* MATERIAL SHOWN
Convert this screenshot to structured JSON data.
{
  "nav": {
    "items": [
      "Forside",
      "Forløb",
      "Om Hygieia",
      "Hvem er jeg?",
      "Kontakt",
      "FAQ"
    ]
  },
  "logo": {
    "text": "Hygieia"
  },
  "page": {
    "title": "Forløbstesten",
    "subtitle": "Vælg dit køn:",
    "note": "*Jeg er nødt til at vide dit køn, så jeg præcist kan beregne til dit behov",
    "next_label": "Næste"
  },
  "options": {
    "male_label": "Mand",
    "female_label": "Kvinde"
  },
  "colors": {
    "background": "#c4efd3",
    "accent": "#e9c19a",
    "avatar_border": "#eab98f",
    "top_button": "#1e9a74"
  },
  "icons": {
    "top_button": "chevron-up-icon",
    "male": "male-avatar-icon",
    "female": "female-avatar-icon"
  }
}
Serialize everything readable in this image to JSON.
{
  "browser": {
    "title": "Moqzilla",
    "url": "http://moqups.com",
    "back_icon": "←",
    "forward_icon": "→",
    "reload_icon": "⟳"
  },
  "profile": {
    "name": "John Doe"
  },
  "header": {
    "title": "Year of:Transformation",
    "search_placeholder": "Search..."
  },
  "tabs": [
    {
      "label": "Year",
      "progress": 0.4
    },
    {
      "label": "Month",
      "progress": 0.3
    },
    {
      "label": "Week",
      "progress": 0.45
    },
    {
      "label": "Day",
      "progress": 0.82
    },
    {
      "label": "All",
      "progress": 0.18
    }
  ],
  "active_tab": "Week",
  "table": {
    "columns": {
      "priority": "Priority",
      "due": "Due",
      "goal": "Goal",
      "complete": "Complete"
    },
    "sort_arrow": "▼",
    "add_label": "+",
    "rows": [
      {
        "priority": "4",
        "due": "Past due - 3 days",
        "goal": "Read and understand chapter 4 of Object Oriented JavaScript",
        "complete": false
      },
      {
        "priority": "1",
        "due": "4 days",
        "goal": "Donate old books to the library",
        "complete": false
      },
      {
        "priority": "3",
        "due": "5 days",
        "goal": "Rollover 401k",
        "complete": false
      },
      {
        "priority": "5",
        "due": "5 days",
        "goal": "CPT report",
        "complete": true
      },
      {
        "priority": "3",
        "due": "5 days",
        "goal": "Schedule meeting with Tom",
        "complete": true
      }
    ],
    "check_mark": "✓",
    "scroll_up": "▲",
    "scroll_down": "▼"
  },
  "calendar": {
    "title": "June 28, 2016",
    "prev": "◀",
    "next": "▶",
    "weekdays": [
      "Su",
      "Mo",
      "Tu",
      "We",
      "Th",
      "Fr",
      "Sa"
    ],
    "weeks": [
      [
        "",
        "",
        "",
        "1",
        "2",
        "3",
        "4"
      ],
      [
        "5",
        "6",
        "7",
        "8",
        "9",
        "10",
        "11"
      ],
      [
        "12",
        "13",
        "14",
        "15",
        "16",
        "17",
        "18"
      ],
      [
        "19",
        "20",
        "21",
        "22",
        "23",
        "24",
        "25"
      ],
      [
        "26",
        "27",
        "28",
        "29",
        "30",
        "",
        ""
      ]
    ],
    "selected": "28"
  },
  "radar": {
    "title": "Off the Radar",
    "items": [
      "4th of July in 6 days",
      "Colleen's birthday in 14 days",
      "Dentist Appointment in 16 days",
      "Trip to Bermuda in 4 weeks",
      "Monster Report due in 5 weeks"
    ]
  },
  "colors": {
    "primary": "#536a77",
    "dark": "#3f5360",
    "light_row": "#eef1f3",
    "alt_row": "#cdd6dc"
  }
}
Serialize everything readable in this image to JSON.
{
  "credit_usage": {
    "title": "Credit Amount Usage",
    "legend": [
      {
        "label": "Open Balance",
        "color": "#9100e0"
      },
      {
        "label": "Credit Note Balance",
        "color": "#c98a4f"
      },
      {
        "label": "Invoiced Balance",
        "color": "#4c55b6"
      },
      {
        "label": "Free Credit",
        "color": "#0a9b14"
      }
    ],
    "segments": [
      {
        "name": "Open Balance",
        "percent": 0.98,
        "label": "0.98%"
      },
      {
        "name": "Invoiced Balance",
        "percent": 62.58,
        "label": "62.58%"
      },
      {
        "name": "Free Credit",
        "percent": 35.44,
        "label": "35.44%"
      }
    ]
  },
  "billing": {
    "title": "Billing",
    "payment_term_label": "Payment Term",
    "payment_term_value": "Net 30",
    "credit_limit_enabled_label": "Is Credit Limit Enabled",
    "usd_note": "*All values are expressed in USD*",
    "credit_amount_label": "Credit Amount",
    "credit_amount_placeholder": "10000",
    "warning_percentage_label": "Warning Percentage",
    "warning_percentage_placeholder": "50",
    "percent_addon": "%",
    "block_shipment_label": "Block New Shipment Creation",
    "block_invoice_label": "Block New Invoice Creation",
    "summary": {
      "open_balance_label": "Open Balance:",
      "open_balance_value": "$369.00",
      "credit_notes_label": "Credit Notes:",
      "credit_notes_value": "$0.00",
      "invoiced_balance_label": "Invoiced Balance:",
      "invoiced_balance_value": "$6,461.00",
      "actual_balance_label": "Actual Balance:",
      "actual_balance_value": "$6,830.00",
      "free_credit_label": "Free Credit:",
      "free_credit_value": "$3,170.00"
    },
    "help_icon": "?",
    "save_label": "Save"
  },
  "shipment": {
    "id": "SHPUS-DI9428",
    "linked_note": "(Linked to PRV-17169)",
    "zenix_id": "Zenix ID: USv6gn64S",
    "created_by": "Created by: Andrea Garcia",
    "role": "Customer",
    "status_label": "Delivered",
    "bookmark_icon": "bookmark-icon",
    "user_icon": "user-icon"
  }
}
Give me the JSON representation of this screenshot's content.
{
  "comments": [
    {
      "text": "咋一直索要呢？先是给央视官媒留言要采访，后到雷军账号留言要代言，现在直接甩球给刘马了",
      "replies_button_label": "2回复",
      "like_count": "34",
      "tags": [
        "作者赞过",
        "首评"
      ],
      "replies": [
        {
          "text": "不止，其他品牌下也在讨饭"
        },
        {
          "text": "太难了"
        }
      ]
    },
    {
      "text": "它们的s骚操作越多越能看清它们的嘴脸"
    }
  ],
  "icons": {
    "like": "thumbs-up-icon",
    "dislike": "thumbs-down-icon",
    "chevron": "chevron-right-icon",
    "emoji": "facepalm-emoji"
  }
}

* PROBLEM DESCRIPTION
Write out every entry above, word for word.

* EXPECTED OUTPUT
Convert this screenshot to structured JSON data.
{
  "nav": {
    "items": [
      "Forside",
      "Forløb",
      "Om Hygieia",
      "Hvem er jeg?",
      "Kontakt",
      "FAQ"
    ]
  },
  "logo": {
    "text": "Hygieia"
  },
  "page": {
    "title": "Forløbstesten",
    "subtitle": "Vælg dit køn:",
    "note": "*Jeg er nødt til at vide dit køn, så jeg præcist kan beregne til dit behov",
    "next_label": "Næste"
  },
  "options": {
    "male_label": "Mand",
    "female_label": "Kvinde"
  },
  "colors": {
    "background": "#c4efd3",
    "accent": "#e9c19a",
    "avatar_border": "#eab98f",
    "top_button": "#1e9a74"
  },
  "icons": {
    "top_button": "chevron-up-icon",
    "male": "male-avatar-icon",
    "female": "female-avatar-icon"
  }
}
Serialize everything readable in this image to JSON.
{
  "browser": {
    "title": "Moqzilla",
    "url": "http://moqups.com",
    "back_icon": "←",
    "forward_icon": "→",
    "reload_icon": "⟳"
  },
  "profile": {
    "name": "John Doe"
  },
  "header": {
    "title": "Year of:Transformation",
    "search_placeholder": "Search..."
  },
  "tabs": [
    {
      "label": "Year",
      "progress": 0.4
    },
    {
      "label": "Month",
      "progress": 0.3
    },
    {
      "label": "Week",
      "progress": 0.45
    },
    {
      "label": "Day",
      "progress": 0.82
    },
    {
      "label": "All",
      "progress": 0.18
    }
  ],
  "active_tab": "Week",
  "table": {
    "columns": {
      "priority": "Priority",
      "due": "Due",
      "goal": "Goal",
      "complete": "Complete"
    },
    "sort_arrow": "▼",
    "add_label": "+",
    "rows": [
      {
        "priority": "4",
        "due": "Past due - 3 days",
        "goal": "Read and understand chapter 4 of Object Oriented JavaScript",
        "complete": false
      },
      {
        "priority": "1",
        "due": "4 days",
        "goal": "Donate old books to the library",
        "complete": false
      },
      {
        "priority": "3",
        "due": "5 days",
        "goal": "Rollover 401k",
        "complete": false
      },
      {
        "priority": "5",
        "due": "5 days",
        "goal": "CPT report",
        "complete": true
      },
      {
        "priority": "3",
        "due": "5 days",
        "goal": "Schedule meeting with Tom",
        "complete": true
      }
    ],
    "check_mark": "✓",
    "scroll_up": "▲",
    "scroll_down": "▼"
  },
  "calendar": {
    "title": "June 28, 2016",
    "prev": "◀",
    "next": "▶",
    "weekdays": [
      "Su",
      "Mo",
      "Tu",
      "We",
      "Th",
      "Fr",
      "Sa"
    ],
    "weeks": [
      [
        "",
        "",
        "",
        "1",
        "2",
        "3",
        "4"
      ],
      [
        "5",
        "6",
        "7",
        "8",
        "9",
        "10",
        "11"
      ],
      [
        "12",
        "13",
        "14",
        "15",
        "16",
        "17",
        "18"
      ],
      [
        "19",
        "20",
        "21",
        "22",
        "23",
        "24",
        "25"
      ],
      [
        "26",
        "27",
        "28",
        "29",
        "30",
        "",
        ""
      ]
    ],
    "selected": "28"
  },
  "radar": {
    "title": "Off the Radar",
    "items": [
      "4th of July in 6 days",
      "Colleen's birthday in 14 days",
      "Dentist Appointment in 16 days",
      "Trip to Bermuda in 4 weeks",
      "Monster Report due in 5 weeks"
    ]
  },
  "colors": {
    "primary": "#536a77",
    "dark": "#3f5360",
    "light_row": "#eef1f3",
    "alt_row": "#cdd6dc"
  }
}
Serialize everything readable in this image to JSON.
{
  "credit_usage": {
    "title": "Credit Amount Usage",
    "legend": [
      {
        "label": "Open Balance",
        "color": "#9100e0"
      },
      {
        "label": "Credit Note Balance",
        "color": "#c98a4f"
      },
      {
        "label": "Invoiced Balance",
        "color": "#4c55b6"
      },
      {
        "label": "Free Credit",
        "color": "#0a9b14"
      }
    ],
    "segments": [
      {
        "name": "Open Balance",
        "percent": 0.98,
        "label": "0.98%"
      },
      {
        "name": "Invoiced Balance",
        "percent": 62.58,
        "label": "62.58%"
      },
      {
        "name": "Free Credit",
        "percent": 35.44,
        "label": "35.44%"
      }
    ]
  },
  "billing": {
    "title": "Billing",
    "payment_term_label": "Payment Term",
    "payment_term_value": "Net 30",
    "credit_limit_enabled_label": "Is Credit Limit Enabled",
    "usd_note": "*All values are expressed in USD*",
    "credit_amount_label": "Credit Amount",
    "credit_amount_placeholder": "10000",
    "warning_percentage_label": "Warning Percentage",
    "warning_percentage_placeholder": "50",
    "percent_addon": "%",
    "block_shipment_label": "Block New Shipment Creation",
    "block_invoice_label": "Block New Invoice Creation",
    "summary": {
      "open_balance_label": "Open Balance:",
      "open_balance_value": "$369.00",
      "credit_notes_label": "Credit Notes:",
      "credit_notes_value": "$0.00",
      "invoiced_balance_label": "Invoiced Balance:",
      "invoiced_balance_value": "$6,461.00",
      "actual_balance_label": "Actual Balance:",
      "actual_balance_value": "$6,830.00",
      "free_credit_label": "Free Credit:",
      "free_credit_value": "$3,170.00"
    },
    "help_icon": "?",
    "save_label": "Save"
  },
  "shipment": {
    "id": "SHPUS-DI9428",
    "linked_note": "(Linked to PRV-17169)",
    "zenix_id": "Zenix ID: USv6gn64S",
    "created_by": "Created by: Andrea Garcia",
    "role": "Customer",
    "status_label": "Delivered",
    "bookmark_icon": "bookmark-icon",
    "user_icon": "user-icon"
  }
}
Give me the JSON representation of this screenshot's content.
{
  "comments": [
    {
      "text": "咋一直索要呢？先是给央视官媒留言要采访，后到雷军账号留言要代言，现在直接甩球给刘马了",
      "replies_button_label": "2回复",
      "like_count": "34",
      "tags": [
        "作者赞过",
        "首评"
      ],
      "replies": [
        {
          "text": "不止，其他品牌下也在讨饭"
        },
        {
          "text": "太难了"
        }
      ]
    },
    {
      "text": "它们的s骚操作越多越能看清它们的嘴脸"
    }
  ],
  "icons": {
    "like": "thumbs-up-icon",
    "dislike": "thumbs-down-icon",
    "chevron": "chevron-right-icon",
    "emoji": "facepalm-emoji"
  }
}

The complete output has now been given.